[Instructions for the task]
All of the material below is to be returned exactly.

Figure dataset records:
---

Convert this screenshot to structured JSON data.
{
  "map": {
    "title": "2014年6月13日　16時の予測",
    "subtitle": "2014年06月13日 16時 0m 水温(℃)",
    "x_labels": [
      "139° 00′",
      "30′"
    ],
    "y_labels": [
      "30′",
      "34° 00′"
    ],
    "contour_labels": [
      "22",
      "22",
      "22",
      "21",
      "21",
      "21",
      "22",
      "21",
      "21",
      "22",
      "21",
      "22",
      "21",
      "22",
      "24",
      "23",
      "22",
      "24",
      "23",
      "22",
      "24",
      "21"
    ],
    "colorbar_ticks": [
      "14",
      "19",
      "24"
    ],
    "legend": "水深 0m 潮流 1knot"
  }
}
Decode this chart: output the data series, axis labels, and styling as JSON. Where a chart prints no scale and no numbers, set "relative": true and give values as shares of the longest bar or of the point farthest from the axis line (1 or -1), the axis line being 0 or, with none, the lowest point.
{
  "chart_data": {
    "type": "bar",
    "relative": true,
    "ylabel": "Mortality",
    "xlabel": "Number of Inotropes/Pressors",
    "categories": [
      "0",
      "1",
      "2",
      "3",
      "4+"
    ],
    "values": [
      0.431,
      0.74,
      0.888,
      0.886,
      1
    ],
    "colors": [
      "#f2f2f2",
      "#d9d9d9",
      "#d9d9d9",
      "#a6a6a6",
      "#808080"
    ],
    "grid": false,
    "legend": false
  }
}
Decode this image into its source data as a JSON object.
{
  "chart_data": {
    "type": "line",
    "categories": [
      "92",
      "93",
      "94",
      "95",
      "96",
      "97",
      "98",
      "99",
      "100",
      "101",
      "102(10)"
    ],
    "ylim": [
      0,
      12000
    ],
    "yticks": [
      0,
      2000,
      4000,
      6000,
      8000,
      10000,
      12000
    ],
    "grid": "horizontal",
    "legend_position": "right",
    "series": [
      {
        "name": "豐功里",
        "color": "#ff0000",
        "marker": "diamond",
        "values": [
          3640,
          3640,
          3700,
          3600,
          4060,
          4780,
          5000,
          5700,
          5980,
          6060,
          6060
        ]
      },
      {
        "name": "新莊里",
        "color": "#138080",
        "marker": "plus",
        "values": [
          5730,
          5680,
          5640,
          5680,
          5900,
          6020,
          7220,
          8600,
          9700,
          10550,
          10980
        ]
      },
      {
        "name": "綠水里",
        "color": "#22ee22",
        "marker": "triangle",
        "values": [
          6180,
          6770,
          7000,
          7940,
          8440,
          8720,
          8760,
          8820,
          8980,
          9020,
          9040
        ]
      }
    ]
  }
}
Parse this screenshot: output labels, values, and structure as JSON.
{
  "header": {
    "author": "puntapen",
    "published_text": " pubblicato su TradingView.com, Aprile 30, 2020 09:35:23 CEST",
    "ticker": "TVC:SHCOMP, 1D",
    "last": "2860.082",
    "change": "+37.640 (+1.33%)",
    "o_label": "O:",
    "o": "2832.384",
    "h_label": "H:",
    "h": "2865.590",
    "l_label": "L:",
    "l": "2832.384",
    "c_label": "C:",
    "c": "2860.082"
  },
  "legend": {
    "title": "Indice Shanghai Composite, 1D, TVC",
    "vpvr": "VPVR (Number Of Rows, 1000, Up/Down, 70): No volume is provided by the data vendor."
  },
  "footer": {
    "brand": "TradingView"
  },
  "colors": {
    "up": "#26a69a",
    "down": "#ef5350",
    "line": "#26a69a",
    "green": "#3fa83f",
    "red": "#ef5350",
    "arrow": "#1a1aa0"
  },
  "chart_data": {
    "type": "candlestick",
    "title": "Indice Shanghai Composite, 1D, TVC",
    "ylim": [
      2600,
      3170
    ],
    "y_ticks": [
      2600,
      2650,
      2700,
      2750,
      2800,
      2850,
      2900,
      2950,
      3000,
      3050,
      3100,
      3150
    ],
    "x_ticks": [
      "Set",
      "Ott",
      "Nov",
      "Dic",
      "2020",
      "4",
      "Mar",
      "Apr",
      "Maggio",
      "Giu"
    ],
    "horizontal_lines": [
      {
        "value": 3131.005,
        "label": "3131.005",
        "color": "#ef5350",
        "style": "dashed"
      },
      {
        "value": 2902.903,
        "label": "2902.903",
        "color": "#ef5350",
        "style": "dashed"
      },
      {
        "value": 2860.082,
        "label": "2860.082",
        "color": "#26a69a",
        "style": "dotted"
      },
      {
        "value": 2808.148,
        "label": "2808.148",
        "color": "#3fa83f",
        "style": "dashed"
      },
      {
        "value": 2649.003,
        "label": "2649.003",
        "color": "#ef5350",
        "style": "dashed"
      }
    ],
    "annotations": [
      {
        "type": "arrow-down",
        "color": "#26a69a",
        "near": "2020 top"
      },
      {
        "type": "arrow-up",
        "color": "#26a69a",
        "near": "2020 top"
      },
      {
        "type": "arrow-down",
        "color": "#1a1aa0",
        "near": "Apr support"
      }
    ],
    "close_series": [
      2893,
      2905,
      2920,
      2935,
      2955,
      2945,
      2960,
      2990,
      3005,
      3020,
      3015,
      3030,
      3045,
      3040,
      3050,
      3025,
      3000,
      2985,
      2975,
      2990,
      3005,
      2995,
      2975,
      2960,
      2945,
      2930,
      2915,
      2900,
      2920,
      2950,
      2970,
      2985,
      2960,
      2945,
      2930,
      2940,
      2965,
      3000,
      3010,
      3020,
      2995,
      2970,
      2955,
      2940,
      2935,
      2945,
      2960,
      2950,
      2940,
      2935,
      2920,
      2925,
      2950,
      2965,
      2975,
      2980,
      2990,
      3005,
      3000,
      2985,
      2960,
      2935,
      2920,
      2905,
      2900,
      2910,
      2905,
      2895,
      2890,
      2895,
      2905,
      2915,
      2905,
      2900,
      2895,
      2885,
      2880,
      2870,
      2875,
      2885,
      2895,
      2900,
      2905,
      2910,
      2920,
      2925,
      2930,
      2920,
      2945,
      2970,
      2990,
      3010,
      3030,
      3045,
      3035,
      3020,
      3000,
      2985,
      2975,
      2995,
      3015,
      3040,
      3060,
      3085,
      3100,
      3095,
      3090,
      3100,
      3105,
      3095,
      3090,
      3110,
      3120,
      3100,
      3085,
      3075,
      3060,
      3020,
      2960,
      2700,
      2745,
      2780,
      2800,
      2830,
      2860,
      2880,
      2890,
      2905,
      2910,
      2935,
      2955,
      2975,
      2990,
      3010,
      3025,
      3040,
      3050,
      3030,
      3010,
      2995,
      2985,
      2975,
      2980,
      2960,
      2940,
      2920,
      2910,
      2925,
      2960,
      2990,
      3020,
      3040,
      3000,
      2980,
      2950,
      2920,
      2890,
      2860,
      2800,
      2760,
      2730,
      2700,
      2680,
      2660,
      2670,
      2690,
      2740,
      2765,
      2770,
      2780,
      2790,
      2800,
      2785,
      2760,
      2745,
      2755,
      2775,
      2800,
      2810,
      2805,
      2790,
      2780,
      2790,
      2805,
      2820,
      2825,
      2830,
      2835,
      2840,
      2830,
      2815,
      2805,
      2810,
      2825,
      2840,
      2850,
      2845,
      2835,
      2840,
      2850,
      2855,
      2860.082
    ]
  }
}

---

[Final answer]
Convert this screenshot to structured JSON data.
{
  "map": {
    "title": "2014年6月13日　16時の予測",
    "subtitle": "2014年06月13日 16時 0m 水温(℃)",
    "x_labels": [
      "139° 00′",
      "30′"
    ],
    "y_labels": [
      "30′",
      "34° 00′"
    ],
    "contour_labels": [
      "22",
      "22",
      "22",
      "21",
      "21",
      "21",
      "22",
      "21",
      "21",
      "22",
      "21",
      "22",
      "21",
      "22",
      "24",
      "23",
      "22",
      "24",
      "23",
      "22",
      "24",
      "21"
    ],
    "colorbar_ticks": [
      "14",
      "19",
      "24"
    ],
    "legend": "水深 0m 潮流 1knot"
  }
}
Decode this chart: output the data series, axis labels, and styling as JSON. Where a chart prints no scale and no numbers, set "relative": true and give values as shares of the longest bar or of the point farthest from the axis line (1 or -1), the axis line being 0 or, with none, the lowest point.
{
  "chart_data": {
    "type": "bar",
    "relative": true,
    "ylabel": "Mortality",
    "xlabel": "Number of Inotropes/Pressors",
    "categories": [
      "0",
      "1",
      "2",
      "3",
      "4+"
    ],
    "values": [
      0.431,
      0.74,
      0.888,
      0.886,
      1
    ],
    "colors": [
      "#f2f2f2",
      "#d9d9d9",
      "#d9d9d9",
      "#a6a6a6",
      "#808080"
    ],
    "grid": false,
    "legend": false
  }
}
Decode this image into its source data as a JSON object.
{
  "chart_data": {
    "type": "line",
    "categories": [
      "92",
      "93",
      "94",
      "95",
      "96",
      "97",
      "98",
      "99",
      "100",
      "101",
      "102(10)"
    ],
    "ylim": [
      0,
      12000
    ],
    "yticks": [
      0,
      2000,
      4000,
      6000,
      8000,
      10000,
      12000
    ],
    "grid": "horizontal",
    "legend_position": "right",
    "series": [
      {
        "name": "豐功里",
        "color": "#ff0000",
        "marker": "diamond",
        "values": [
          3640,
          3640,
          3700,
          3600,
          4060,
          4780,
          5000,
          5700,
          5980,
          6060,
          6060
        ]
      },
      {
        "name": "新莊里",
        "color": "#138080",
        "marker": "plus",
        "values": [
          5730,
          5680,
          5640,
          5680,
          5900,
          6020,
          7220,
          8600,
          9700,
          10550,
          10980
        ]
      },
      {
        "name": "綠水里",
        "color": "#22ee22",
        "marker": "triangle",
        "values": [
          6180,
          6770,
          7000,
          7940,
          8440,
          8720,
          8760,
          8820,
          8980,
          9020,
          9040
        ]
      }
    ]
  }
}
Parse this screenshot: output labels, values, and structure as JSON.
{
  "header": {
    "author": "puntapen",
    "published_text": " pubblicato su TradingView.com, Aprile 30, 2020 09:35:23 CEST",
    "ticker": "TVC:SHCOMP, 1D",
    "last": "2860.082",
    "change": "+37.640 (+1.33%)",
    "o_label": "O:",
    "o": "2832.384",
    "h_label": "H:",
    "h": "2865.590",
    "l_label": "L:",
    "l": "2832.384",
    "c_label": "C:",
    "c": "2860.082"
  },
  "legend": {
    "title": "Indice Shanghai Composite, 1D, TVC",
    "vpvr": "VPVR (Number Of Rows, 1000, Up/Down, 70): No volume is provided by the data vendor."
  },
  "footer": {
    "brand": "TradingView"
  },
  "colors": {
    "up": "#26a69a",
    "down": "#ef5350",
    "line": "#26a69a",
    "green": "#3fa83f",
    "red": "#ef5350",
    "arrow": "#1a1aa0"
  },
  "chart_data": {
    "type": "candlestick",
    "title": "Indice Shanghai Composite, 1D, TVC",
    "ylim": [
      2600,
      3170
    ],
    "y_ticks": [
      2600,
      2650,
      2700,
      2750,
      2800,
      2850,
      2900,
      2950,
      3000,
      3050,
      3100,
      3150
    ],
    "x_ticks": [
      "Set",
      "Ott",
      "Nov",
      "Dic",
      "2020",
      "4",
      "Mar",
      "Apr",
      "Maggio",
      "Giu"
    ],
    "horizontal_lines": [
      {
        "value": 3131.005,
        "label": "3131.005",
        "color": "#ef5350",
        "style": "dashed"
      },
      {
        "value": 2902.903,
        "label": "2902.903",
        "color": "#ef5350",
        "style": "dashed"
      },
      {
        "value": 2860.082,
        "label": "2860.082",
        "color": "#26a69a",
        "style": "dotted"
      },
      {
        "value": 2808.148,
        "label": "2808.148",
        "color": "#3fa83f",
        "style": "dashed"
      },
      {
        "value": 2649.003,
        "label": "2649.003",
        "color": "#ef5350",
        "style": "dashed"
      }
    ],
    "annotations": [
      {
        "type": "arrow-down",
        "color": "#26a69a",
        "near": "2020 top"
      },
      {
        "type": "arrow-up",
        "color": "#26a69a",
        "near": "2020 top"
      },
      {
        "type": "arrow-down",
        "color": "#1a1aa0",
        "near": "Apr support"
      }
    ],
    "close_series": [
      2893,
      2905,
      2920,
      2935,
      2955,
      2945,
      2960,
      2990,
      3005,
      3020,
      3015,
      3030,
      3045,
      3040,
      3050,
      3025,
      3000,
      2985,
      2975,
      2990,
      3005,
      2995,
      2975,
      2960,
      2945,
      2930,
      2915,
      2900,
      2920,
      2950,
      2970,
      2985,
      2960,
      2945,
      2930,
      2940,
      2965,
      3000,
      3010,
      3020,
      2995,
      2970,
      2955,
      2940,
      2935,
      2945,
      2960,
      2950,
      2940,
      2935,
      2920,
      2925,
      2950,
      2965,
      2975,
      2980,
      2990,
      3005,
      3000,
      2985,
      2960,
      2935,
      2920,
      2905,
      2900,
      2910,
      2905,
      2895,
      2890,
      2895,
      2905,
      2915,
      2905,
      2900,
      2895,
      2885,
      2880,
      2870,
      2875,
      2885,
      2895,
      2900,
      2905,
      2910,
      2920,
      2925,
      2930,
      2920,
      2945,
      2970,
      2990,
      3010,
      3030,
      3045,
      3035,
      3020,
      3000,
      2985,
      2975,
      2995,
      3015,
      3040,
      3060,
      3085,
      3100,
      3095,
      3090,
      3100,
      3105,
      3095,
      3090,
      3110,
      3120,
      3100,
      3085,
      3075,
      3060,
      3020,
      2960,
      2700,
      2745,
      2780,
      2800,
      2830,
      2860,
      2880,
      2890,
      2905,
      2910,
      2935,
      2955,
      2975,
      2990,
      3010,
      3025,
      3040,
      3050,
      3030,
      3010,
      2995,
      2985,
      2975,
      2980,
      2960,
      2940,
      2920,
      2910,
      2925,
      2960,
      2990,
      3020,
      3040,
      3000,
      2980,
      2950,
      2920,
      2890,
      2860,
      2800,
      2760,
      2730,
      2700,
      2680,
      2660,
      2670,
      2690,
      2740,
      2765,
      2770,
      2780,
      2790,
      2800,
      2785,
      2760,
      2745,
      2755,
      2775,
      2800,
      2810,
      2805,
      2790,
      2780,
      2790,
      2805,
      2820,
      2825,
      2830,
      2835,
      2840,
      2830,
      2815,
      2805,
      2810,
      2825,
      2840,
      2850,
      2845,
      2835,
      2840,
      2850,
      2855,
      2860.082
    ]
  }
}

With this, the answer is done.